§ What you are asked to do
Extract every line from the records below that contains the word "KULTÚRA".

[Data excerpts]
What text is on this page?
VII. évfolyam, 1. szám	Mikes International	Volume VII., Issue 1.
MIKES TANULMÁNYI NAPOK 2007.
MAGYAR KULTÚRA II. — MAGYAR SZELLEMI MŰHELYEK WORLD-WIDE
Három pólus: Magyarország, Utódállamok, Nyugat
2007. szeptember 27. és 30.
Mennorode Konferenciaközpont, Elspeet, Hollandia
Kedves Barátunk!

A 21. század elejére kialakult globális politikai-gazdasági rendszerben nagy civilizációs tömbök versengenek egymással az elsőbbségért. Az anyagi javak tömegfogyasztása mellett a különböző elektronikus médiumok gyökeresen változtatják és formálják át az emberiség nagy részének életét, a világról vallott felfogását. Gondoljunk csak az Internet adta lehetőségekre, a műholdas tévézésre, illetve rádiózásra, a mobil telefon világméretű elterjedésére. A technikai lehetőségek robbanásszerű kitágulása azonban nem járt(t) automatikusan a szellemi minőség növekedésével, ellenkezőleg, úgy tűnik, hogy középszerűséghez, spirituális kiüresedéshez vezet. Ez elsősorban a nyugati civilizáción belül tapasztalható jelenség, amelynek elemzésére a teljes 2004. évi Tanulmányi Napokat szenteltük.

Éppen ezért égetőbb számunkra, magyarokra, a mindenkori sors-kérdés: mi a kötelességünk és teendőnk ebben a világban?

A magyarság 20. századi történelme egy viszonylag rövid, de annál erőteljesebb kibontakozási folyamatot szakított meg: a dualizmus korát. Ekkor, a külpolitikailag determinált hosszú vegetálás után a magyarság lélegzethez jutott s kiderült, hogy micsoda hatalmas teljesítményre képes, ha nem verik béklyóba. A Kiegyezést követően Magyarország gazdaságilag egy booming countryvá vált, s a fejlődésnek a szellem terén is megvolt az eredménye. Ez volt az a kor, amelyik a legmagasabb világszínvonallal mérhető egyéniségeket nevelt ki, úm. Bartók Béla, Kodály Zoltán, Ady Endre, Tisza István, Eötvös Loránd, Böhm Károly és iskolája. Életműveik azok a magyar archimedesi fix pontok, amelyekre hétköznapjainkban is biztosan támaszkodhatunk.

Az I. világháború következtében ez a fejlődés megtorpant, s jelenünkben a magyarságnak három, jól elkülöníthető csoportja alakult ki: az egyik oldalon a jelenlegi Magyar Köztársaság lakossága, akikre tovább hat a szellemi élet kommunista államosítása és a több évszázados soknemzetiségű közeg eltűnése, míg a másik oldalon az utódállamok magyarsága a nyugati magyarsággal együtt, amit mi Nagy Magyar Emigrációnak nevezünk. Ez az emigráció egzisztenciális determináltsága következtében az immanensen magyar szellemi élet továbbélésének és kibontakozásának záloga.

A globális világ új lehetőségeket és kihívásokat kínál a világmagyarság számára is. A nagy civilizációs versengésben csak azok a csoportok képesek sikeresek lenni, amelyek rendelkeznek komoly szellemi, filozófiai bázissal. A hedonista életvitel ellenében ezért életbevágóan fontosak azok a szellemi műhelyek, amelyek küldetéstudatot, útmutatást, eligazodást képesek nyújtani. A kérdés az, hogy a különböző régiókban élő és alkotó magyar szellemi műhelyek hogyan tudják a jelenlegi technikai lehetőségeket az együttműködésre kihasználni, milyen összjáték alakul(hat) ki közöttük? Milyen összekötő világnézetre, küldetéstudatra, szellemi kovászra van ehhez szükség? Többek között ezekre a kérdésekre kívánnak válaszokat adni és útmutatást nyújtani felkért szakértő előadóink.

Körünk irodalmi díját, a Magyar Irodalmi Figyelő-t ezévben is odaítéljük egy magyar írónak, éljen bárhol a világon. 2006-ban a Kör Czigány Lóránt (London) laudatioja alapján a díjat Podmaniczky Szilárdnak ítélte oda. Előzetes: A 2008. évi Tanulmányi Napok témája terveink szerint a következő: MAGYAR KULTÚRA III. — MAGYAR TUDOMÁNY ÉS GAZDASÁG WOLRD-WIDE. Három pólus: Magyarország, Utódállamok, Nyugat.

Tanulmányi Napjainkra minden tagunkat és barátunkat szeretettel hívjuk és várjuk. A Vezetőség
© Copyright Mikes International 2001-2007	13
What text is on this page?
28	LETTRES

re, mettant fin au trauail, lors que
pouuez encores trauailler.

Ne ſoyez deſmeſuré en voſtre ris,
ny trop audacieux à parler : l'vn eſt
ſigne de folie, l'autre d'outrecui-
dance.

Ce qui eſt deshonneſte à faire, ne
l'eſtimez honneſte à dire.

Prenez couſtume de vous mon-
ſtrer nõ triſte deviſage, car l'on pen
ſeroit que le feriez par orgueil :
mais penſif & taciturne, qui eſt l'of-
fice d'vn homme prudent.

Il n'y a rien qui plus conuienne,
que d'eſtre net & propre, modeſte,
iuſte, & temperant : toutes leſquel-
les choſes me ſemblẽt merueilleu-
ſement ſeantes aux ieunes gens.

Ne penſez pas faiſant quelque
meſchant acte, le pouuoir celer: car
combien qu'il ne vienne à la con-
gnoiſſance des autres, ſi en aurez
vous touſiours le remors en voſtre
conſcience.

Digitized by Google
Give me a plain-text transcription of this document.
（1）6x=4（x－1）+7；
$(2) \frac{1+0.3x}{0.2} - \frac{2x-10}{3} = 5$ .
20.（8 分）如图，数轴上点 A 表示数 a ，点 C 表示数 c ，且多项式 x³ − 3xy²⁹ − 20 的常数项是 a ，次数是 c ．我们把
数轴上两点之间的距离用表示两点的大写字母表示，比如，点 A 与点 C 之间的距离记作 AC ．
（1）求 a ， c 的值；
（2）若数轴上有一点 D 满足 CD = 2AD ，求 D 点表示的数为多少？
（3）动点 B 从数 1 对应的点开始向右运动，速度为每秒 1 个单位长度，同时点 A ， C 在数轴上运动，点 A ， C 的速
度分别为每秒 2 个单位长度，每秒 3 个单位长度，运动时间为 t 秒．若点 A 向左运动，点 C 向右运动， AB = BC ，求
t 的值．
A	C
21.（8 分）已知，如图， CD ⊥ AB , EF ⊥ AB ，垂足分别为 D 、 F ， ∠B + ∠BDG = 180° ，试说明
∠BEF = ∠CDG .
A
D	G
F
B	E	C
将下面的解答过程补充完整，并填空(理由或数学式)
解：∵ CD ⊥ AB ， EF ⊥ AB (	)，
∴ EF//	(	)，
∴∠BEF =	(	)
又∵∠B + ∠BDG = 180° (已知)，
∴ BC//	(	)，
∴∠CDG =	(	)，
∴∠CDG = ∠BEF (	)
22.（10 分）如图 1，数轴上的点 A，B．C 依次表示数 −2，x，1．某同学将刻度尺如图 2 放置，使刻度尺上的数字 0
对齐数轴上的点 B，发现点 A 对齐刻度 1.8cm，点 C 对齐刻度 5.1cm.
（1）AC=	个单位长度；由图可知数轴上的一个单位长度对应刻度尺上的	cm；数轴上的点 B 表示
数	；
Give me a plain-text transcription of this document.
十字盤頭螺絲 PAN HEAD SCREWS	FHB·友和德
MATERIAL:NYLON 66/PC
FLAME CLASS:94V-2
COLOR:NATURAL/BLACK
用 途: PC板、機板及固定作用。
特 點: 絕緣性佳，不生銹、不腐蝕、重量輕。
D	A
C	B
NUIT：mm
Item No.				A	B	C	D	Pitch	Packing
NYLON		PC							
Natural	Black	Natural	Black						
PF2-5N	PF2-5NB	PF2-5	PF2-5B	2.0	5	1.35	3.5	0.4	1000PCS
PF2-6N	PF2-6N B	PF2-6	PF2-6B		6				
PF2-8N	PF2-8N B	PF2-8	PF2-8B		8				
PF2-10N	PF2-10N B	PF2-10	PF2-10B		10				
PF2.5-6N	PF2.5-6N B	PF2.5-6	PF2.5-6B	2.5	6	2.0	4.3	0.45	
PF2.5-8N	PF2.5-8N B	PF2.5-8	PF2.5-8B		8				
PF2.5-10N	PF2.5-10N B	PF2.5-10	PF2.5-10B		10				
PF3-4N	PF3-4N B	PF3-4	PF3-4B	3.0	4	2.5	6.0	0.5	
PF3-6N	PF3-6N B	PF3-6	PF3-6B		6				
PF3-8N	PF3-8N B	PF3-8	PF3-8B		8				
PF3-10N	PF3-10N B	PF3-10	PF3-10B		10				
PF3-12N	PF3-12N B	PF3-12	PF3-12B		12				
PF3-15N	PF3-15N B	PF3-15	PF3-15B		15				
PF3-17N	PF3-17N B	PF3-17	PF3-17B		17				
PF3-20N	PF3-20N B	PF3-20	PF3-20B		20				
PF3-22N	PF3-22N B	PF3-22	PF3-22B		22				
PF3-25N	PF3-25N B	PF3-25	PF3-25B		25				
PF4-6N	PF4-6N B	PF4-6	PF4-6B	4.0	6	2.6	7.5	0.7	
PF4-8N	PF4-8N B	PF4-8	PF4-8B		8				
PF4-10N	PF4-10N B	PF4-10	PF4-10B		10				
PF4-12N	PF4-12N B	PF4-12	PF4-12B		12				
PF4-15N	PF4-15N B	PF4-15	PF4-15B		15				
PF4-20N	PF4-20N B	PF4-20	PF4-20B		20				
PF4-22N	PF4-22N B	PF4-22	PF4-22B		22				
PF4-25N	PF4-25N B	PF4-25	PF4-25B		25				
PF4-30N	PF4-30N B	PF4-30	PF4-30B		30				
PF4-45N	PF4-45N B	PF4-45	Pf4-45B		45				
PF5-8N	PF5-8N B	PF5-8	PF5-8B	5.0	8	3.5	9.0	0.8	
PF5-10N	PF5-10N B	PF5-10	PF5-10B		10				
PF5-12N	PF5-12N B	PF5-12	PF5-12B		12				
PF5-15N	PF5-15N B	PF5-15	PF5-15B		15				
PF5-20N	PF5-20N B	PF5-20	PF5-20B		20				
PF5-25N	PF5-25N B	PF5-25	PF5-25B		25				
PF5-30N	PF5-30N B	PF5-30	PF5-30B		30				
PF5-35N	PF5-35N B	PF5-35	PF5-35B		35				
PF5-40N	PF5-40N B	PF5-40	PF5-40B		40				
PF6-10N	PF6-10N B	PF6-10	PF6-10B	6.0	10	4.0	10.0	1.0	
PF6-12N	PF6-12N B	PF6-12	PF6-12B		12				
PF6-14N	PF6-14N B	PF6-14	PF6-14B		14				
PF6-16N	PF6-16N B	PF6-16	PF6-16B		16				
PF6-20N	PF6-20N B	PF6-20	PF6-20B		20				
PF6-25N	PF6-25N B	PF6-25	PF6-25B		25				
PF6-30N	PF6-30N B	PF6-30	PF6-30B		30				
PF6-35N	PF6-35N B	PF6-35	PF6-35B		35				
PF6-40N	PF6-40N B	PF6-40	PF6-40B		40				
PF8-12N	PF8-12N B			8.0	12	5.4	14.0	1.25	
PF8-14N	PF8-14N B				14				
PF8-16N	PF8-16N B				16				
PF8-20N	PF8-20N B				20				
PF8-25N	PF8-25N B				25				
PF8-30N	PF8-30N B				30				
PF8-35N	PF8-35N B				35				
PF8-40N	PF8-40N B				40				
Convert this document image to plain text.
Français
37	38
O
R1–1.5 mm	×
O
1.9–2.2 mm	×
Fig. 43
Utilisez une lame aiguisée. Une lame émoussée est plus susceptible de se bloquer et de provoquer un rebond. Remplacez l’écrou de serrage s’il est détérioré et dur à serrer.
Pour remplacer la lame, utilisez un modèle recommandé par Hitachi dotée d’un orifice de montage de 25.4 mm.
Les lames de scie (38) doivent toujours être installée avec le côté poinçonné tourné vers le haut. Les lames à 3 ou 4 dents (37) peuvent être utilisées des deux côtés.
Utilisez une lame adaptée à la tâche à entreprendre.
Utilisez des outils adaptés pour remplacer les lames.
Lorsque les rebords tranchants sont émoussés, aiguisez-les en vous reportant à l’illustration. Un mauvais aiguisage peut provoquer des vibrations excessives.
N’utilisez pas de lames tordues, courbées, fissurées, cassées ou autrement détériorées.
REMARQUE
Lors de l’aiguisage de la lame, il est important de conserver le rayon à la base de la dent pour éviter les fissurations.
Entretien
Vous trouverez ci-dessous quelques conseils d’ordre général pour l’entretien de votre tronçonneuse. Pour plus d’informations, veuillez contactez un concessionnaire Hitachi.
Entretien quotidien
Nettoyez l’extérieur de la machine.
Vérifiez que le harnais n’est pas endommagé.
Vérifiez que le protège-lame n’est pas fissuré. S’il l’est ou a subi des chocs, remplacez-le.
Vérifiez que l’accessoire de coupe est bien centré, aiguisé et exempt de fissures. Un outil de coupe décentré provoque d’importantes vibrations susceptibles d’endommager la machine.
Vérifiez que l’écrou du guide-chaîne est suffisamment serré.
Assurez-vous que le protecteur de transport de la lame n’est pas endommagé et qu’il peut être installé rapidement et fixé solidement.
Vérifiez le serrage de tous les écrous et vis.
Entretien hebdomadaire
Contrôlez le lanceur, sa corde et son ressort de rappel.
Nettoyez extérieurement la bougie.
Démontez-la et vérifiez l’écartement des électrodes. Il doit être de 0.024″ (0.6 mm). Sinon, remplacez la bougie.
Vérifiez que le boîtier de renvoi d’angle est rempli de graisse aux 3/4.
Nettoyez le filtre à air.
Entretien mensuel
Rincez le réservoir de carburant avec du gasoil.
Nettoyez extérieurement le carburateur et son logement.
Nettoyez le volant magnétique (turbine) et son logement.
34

§ Response
MAGYAR KULTÚRA II. — MAGYAR SZELLEMI MŰHELYEK WORLD-WIDE
Körünk irodalmi díját, a Magyar Irodalmi Figyelő-t ezévben is odaítéljük egy magyar írónak, éljen bárhol a világon. 2006-ban a Kör Czigány Lóránt (London) laudatioja alapján a díjat Podmaniczky Szilárdnak ítélte oda. Előzetes: A 2008. évi Tanulmányi Napok témája terveink szerint a következő: MAGYAR KULTÚRA III. — MAGYAR TUDOMÁNY ÉS GAZDASÁG WOLRD-WIDE. Három pólus: Magyarország, Utódállamok, Nyugat.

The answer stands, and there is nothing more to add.